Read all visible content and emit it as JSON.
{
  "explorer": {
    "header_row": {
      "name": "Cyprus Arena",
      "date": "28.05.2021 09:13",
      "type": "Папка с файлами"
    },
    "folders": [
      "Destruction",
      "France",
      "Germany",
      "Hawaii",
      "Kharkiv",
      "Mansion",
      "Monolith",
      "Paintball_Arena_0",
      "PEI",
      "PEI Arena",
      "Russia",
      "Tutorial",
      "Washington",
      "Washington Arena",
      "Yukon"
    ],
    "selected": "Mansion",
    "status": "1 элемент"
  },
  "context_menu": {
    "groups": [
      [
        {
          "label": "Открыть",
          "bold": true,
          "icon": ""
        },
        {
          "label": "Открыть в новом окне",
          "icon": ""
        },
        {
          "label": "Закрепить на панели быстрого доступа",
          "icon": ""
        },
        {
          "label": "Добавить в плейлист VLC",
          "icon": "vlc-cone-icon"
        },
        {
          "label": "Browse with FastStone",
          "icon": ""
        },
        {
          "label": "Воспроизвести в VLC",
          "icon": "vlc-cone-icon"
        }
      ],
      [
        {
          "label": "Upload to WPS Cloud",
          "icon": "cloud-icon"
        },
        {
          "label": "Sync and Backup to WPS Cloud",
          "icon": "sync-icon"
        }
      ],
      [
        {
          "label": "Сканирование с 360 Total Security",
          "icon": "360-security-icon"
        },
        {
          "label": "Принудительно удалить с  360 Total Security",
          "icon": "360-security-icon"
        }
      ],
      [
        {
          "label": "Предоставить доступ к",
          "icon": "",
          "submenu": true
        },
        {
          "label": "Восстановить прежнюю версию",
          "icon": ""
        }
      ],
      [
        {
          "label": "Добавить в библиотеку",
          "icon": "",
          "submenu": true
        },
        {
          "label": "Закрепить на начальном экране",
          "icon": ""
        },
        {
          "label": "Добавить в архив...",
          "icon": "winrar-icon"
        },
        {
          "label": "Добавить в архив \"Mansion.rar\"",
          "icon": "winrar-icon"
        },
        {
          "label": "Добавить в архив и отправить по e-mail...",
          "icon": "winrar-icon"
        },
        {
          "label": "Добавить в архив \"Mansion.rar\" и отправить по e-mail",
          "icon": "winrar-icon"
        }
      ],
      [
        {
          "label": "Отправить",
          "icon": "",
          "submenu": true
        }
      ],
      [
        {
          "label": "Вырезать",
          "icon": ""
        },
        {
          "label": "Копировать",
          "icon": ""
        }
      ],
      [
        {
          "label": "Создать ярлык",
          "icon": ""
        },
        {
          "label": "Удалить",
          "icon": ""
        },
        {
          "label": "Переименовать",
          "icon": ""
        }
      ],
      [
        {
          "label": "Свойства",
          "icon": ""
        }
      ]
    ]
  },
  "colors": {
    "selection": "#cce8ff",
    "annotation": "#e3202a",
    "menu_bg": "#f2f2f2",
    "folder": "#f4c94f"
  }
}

● ● ● ● ● ● ●

Count each line where the string "Total" occurs, and write only the number.

--- CORRECT RESULT ---
2